** START **

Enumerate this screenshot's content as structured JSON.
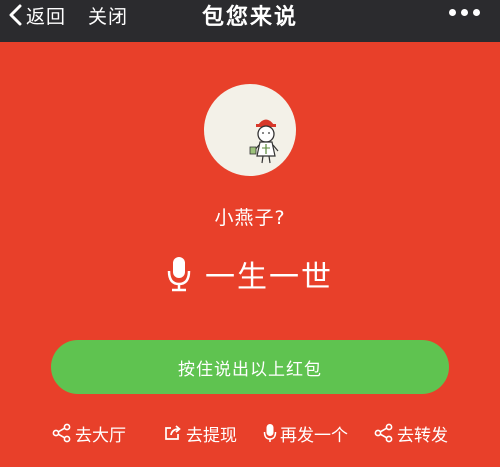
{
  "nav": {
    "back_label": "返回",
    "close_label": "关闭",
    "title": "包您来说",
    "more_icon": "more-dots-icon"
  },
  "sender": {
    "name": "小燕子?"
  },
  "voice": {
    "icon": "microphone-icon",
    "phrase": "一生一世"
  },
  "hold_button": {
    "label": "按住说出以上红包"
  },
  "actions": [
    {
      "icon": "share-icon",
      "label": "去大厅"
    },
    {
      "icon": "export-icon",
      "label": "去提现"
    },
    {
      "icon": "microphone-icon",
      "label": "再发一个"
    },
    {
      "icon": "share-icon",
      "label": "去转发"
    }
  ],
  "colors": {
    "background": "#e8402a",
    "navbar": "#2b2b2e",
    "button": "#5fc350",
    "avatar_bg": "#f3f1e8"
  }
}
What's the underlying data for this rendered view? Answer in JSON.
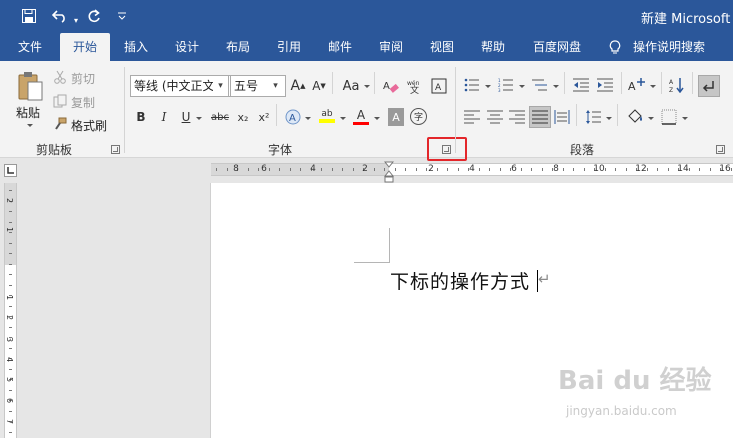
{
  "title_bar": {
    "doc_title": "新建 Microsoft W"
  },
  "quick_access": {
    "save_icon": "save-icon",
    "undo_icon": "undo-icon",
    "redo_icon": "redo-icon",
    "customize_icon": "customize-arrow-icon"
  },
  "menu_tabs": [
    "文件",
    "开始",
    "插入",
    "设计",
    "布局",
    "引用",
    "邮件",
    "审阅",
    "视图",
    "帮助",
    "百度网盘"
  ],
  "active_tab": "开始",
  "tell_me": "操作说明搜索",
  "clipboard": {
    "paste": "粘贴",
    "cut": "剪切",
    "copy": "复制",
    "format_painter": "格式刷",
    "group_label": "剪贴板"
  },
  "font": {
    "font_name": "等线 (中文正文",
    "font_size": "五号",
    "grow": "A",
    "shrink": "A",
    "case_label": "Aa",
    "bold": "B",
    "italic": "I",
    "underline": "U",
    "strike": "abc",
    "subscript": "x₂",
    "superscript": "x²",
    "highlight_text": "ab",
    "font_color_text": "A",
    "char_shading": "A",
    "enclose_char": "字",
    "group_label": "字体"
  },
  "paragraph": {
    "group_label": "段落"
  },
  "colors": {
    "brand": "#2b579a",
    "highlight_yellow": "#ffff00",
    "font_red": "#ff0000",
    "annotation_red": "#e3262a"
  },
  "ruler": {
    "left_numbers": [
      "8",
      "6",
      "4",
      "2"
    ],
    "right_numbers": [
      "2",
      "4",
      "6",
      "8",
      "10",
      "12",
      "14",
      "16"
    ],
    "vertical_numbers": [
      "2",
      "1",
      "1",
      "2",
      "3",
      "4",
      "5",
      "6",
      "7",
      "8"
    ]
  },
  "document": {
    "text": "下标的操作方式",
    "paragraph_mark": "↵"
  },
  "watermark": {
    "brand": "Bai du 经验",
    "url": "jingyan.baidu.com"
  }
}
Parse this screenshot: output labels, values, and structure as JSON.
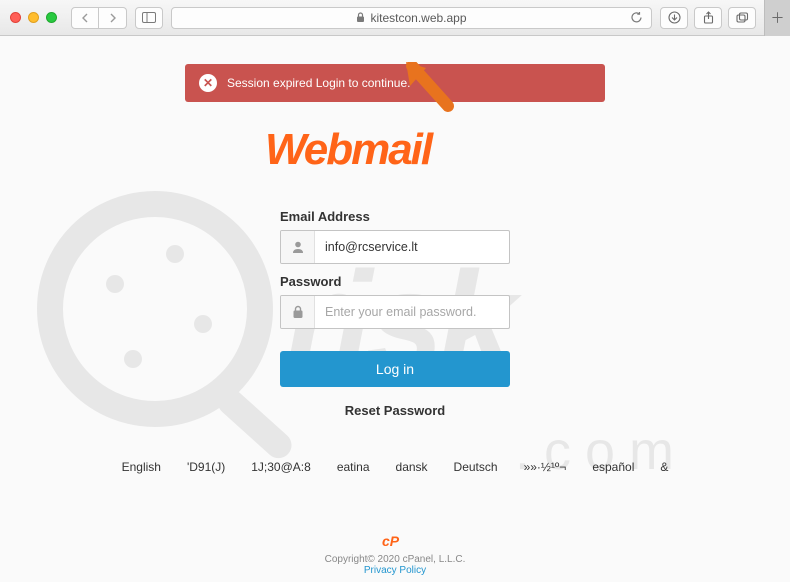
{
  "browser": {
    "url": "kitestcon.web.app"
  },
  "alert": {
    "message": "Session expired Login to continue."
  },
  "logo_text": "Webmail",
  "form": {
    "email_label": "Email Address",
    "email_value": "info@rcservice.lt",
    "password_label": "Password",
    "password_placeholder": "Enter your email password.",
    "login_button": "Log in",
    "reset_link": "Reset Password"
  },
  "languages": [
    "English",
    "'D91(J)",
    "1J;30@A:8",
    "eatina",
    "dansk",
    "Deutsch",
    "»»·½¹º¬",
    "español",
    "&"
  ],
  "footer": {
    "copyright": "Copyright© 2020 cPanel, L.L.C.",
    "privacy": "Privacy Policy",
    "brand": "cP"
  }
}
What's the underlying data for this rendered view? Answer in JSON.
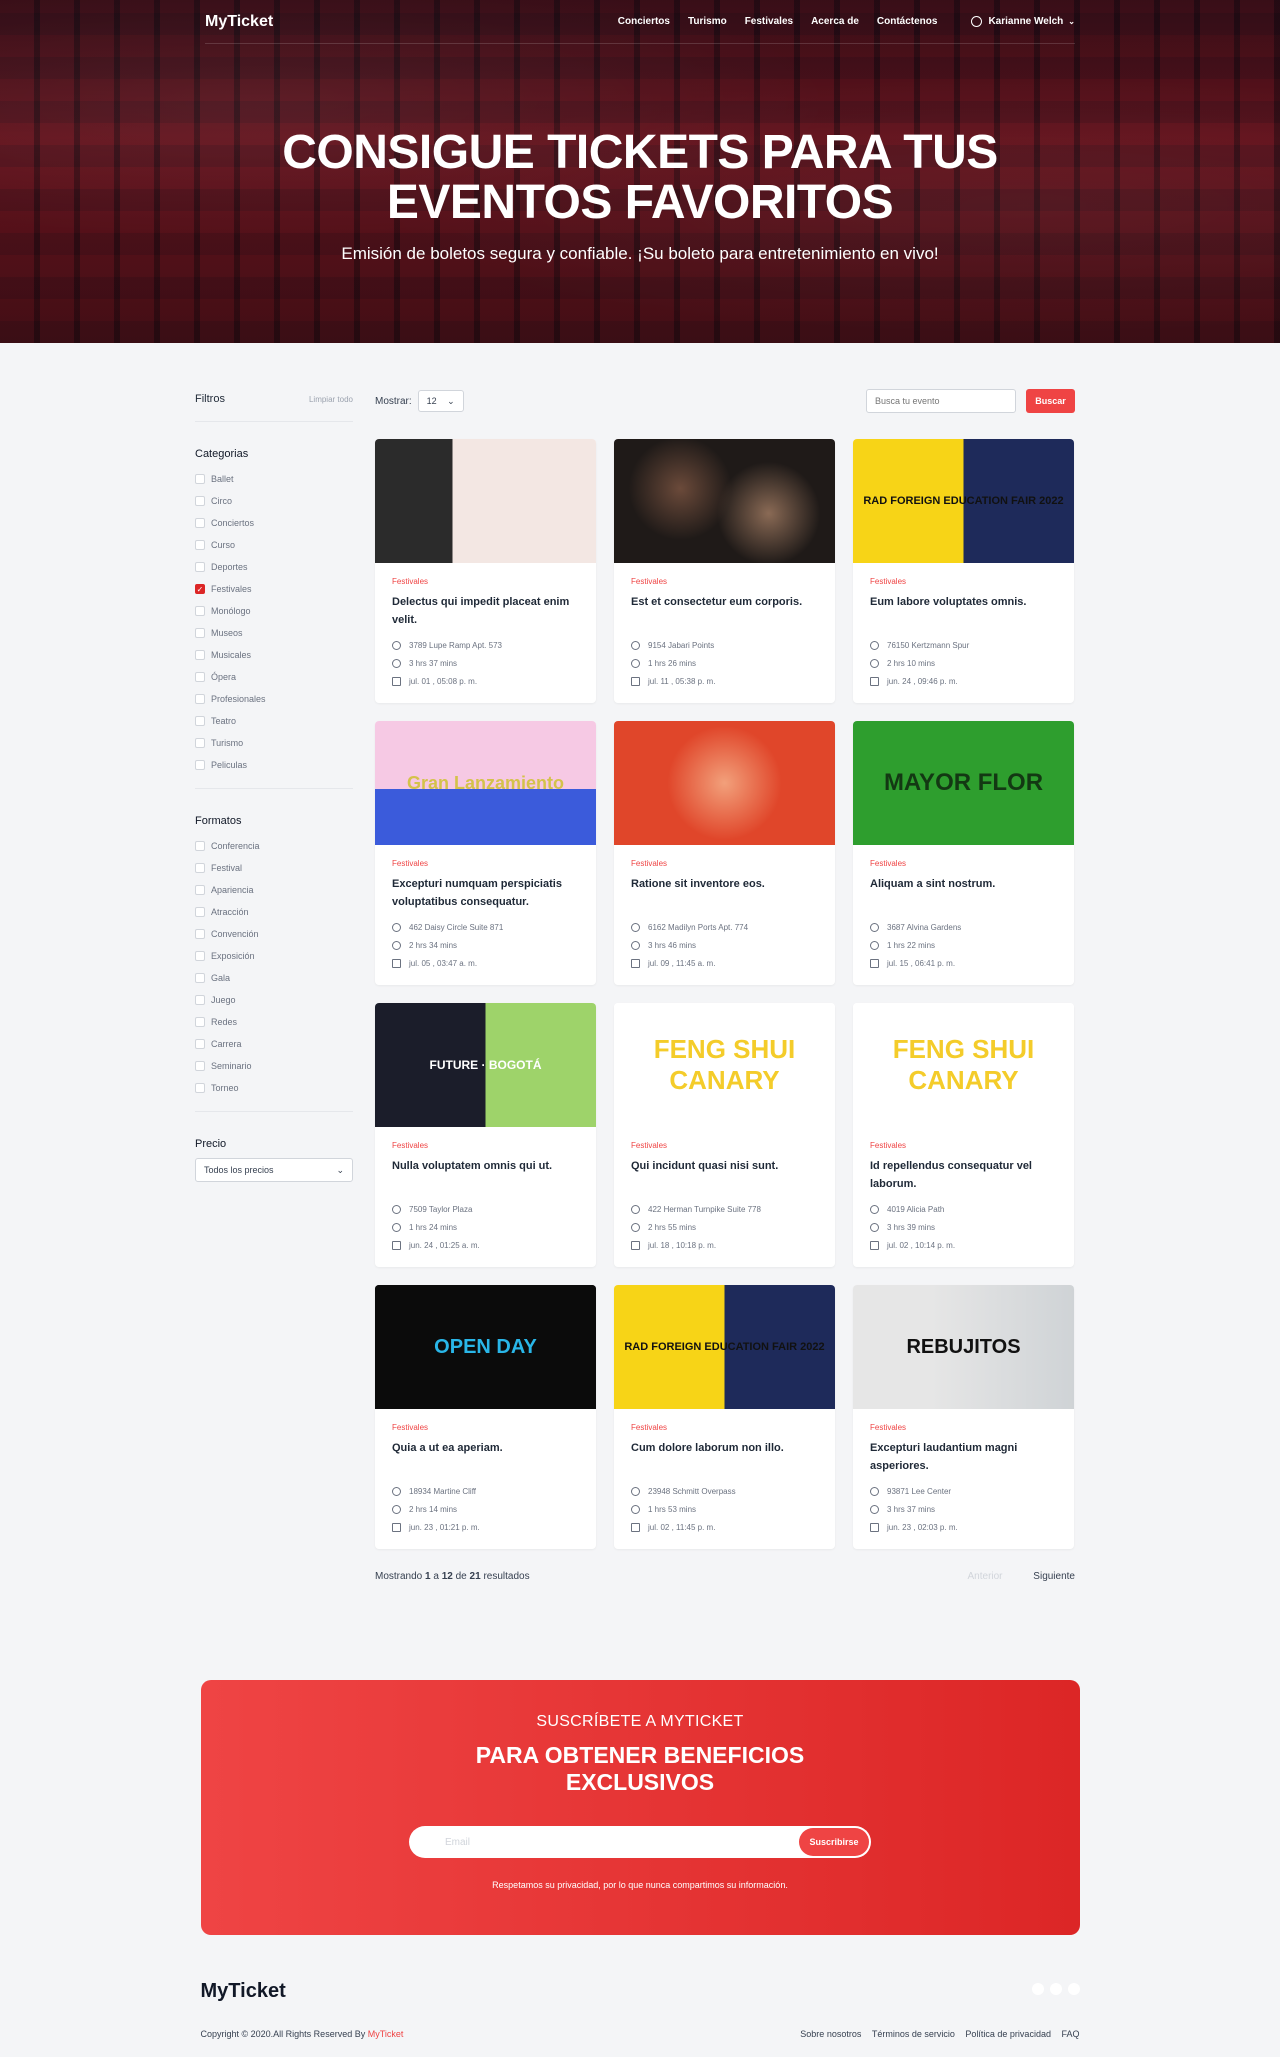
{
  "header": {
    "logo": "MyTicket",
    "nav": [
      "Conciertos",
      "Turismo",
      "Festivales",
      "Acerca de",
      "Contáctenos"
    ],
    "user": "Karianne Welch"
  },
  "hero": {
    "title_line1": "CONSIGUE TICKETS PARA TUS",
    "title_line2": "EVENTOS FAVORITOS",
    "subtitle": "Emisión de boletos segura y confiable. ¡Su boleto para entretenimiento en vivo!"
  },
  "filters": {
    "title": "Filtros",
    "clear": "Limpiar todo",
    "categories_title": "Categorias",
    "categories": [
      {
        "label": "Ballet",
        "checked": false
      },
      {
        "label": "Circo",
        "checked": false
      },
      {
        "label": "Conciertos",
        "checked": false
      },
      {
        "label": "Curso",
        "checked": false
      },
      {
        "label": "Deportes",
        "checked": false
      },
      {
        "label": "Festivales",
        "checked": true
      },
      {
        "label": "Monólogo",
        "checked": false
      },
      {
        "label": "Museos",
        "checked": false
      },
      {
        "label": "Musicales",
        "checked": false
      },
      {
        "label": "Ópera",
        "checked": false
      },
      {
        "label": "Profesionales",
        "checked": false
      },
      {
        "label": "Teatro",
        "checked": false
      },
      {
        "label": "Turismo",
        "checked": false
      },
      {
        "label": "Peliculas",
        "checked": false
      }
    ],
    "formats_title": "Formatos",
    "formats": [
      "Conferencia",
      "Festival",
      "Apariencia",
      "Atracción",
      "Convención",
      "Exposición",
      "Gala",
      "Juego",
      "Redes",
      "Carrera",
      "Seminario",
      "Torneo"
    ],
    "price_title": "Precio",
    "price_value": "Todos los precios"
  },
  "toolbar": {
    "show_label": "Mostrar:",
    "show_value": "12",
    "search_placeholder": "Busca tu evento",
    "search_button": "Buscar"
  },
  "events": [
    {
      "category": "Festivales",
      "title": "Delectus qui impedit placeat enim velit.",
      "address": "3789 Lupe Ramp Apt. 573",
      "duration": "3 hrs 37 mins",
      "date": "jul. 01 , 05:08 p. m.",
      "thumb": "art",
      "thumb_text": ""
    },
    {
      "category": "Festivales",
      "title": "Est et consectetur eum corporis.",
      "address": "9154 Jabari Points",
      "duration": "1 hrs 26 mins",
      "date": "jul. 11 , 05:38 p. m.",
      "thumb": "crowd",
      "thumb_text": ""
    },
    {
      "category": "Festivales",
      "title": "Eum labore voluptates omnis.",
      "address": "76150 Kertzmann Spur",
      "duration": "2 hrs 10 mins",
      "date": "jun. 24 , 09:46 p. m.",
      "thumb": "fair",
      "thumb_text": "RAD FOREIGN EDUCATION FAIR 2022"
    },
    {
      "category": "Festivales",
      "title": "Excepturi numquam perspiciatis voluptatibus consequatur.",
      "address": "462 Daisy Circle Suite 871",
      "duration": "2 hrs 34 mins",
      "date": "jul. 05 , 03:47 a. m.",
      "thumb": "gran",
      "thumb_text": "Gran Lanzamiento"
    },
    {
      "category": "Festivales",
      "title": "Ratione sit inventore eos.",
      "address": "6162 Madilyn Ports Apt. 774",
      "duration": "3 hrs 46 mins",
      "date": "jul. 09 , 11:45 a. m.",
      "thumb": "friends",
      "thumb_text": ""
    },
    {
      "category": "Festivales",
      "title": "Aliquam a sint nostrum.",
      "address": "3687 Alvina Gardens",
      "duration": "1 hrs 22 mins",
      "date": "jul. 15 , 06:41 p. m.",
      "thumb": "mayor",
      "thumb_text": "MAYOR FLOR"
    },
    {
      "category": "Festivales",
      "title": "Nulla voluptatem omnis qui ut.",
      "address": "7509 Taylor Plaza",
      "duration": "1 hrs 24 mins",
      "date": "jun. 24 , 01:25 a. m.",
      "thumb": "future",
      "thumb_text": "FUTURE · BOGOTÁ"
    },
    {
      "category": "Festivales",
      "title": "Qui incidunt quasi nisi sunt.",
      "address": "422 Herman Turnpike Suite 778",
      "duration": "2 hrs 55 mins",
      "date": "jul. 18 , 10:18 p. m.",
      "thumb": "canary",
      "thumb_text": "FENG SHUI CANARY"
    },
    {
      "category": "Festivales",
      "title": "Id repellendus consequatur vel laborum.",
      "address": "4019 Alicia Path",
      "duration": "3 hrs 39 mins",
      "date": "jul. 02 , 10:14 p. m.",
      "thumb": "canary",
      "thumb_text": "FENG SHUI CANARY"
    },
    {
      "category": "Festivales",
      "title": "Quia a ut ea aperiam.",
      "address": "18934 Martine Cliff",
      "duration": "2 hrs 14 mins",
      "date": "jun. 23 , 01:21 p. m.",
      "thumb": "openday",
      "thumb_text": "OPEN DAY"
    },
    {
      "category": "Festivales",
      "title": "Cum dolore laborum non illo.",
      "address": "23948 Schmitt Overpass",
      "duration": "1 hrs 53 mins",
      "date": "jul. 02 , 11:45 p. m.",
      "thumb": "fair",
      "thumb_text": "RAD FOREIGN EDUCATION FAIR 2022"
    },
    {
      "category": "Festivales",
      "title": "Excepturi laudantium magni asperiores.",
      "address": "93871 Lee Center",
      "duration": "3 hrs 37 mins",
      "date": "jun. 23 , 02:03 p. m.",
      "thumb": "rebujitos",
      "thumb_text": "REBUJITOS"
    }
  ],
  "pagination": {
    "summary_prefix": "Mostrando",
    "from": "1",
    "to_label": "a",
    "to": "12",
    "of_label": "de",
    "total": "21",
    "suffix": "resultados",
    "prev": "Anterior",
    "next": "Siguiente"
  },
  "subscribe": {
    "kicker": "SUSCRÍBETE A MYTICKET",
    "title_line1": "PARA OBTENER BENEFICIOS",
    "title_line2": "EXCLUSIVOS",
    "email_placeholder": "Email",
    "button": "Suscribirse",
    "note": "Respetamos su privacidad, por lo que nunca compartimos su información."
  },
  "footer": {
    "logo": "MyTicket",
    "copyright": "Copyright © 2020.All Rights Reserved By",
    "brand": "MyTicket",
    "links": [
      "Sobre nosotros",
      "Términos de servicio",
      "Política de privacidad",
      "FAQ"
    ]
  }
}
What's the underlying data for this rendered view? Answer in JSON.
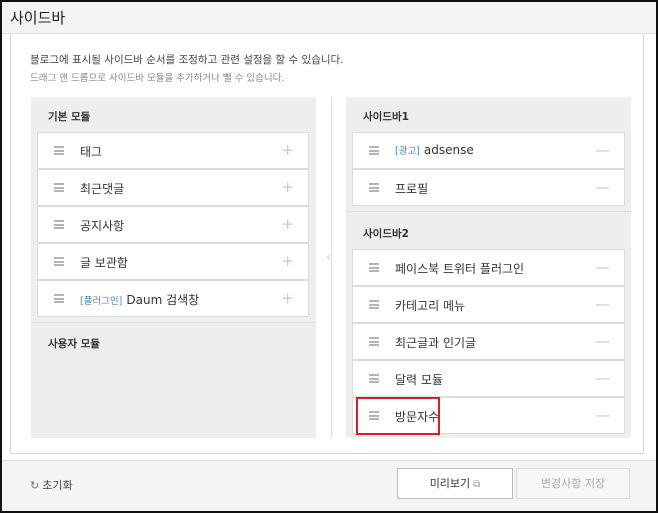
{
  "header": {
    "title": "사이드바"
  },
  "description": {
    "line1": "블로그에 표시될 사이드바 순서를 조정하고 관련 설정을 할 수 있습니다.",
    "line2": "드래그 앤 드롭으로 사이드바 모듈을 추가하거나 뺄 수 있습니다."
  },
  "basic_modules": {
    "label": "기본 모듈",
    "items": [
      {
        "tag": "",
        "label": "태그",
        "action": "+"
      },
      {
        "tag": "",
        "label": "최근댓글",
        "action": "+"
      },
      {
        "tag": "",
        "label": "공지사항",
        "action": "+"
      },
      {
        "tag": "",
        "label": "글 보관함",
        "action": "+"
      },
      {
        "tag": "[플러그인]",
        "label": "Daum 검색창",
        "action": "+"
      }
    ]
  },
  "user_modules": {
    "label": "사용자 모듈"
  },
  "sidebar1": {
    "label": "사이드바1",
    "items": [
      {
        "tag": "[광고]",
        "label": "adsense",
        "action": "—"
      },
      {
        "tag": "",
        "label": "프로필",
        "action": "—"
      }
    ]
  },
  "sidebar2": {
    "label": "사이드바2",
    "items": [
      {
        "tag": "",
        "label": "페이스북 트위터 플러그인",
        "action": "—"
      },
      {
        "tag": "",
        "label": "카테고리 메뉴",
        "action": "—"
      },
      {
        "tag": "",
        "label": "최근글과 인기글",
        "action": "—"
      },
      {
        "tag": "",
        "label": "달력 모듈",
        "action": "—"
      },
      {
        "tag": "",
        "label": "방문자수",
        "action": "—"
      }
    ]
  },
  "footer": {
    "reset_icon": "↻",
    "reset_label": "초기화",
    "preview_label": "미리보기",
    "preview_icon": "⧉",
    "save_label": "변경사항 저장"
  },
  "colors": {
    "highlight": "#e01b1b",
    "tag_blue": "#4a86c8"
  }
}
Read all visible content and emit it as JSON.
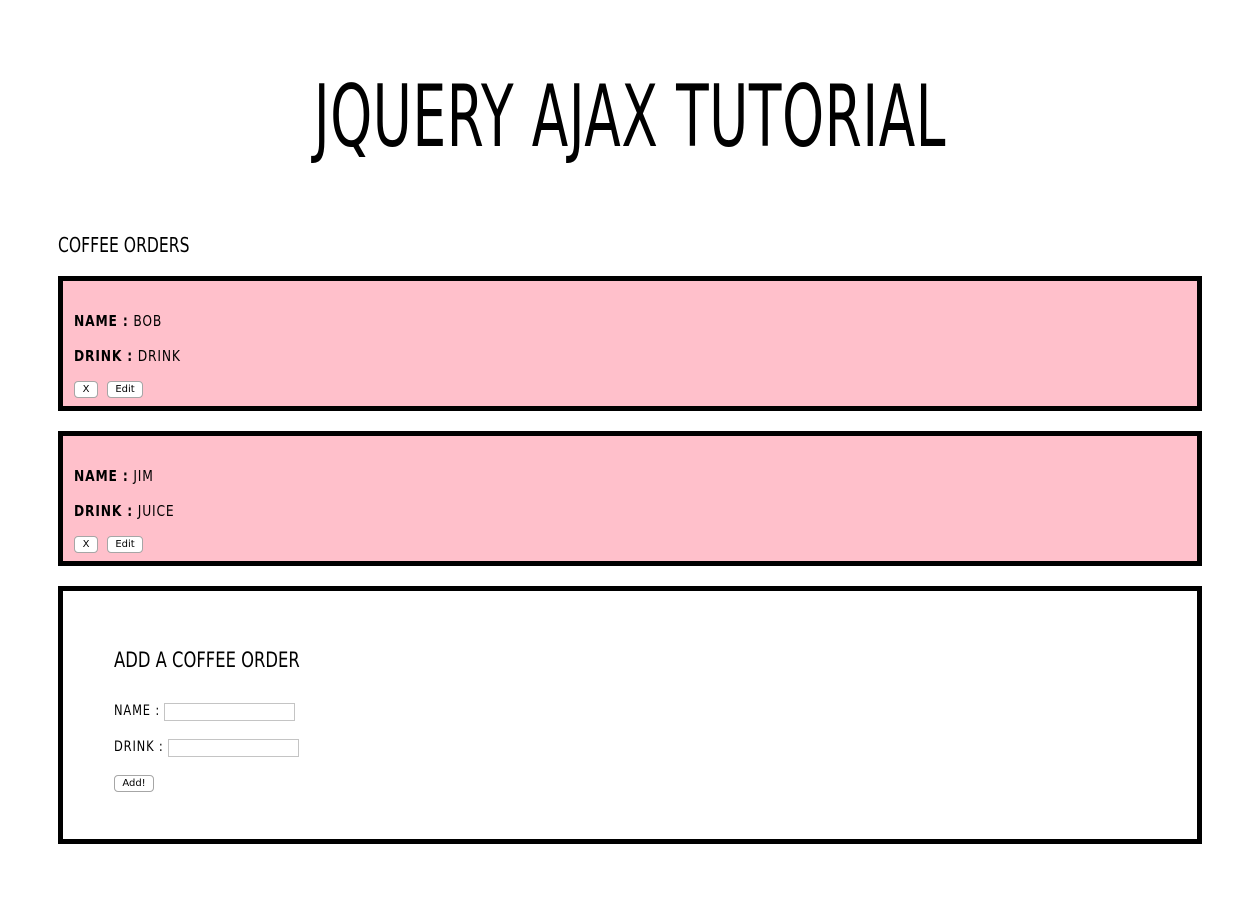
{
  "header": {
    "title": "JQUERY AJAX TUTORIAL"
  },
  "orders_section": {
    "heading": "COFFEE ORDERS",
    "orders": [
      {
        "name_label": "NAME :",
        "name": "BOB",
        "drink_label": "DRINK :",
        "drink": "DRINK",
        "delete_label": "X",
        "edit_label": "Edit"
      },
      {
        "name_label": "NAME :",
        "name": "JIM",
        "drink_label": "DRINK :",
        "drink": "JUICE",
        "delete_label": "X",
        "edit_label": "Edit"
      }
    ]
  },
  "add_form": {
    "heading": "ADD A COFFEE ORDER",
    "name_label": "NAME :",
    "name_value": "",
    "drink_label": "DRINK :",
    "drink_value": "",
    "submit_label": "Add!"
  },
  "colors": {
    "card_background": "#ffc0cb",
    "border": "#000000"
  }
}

** END **

_Stated task:_ Where a line of the entries contains the word "content", copy that line.

_Output below:_
Enumerate this screenshot's content as structured JSON.
Read all visible content and emit it as JSON.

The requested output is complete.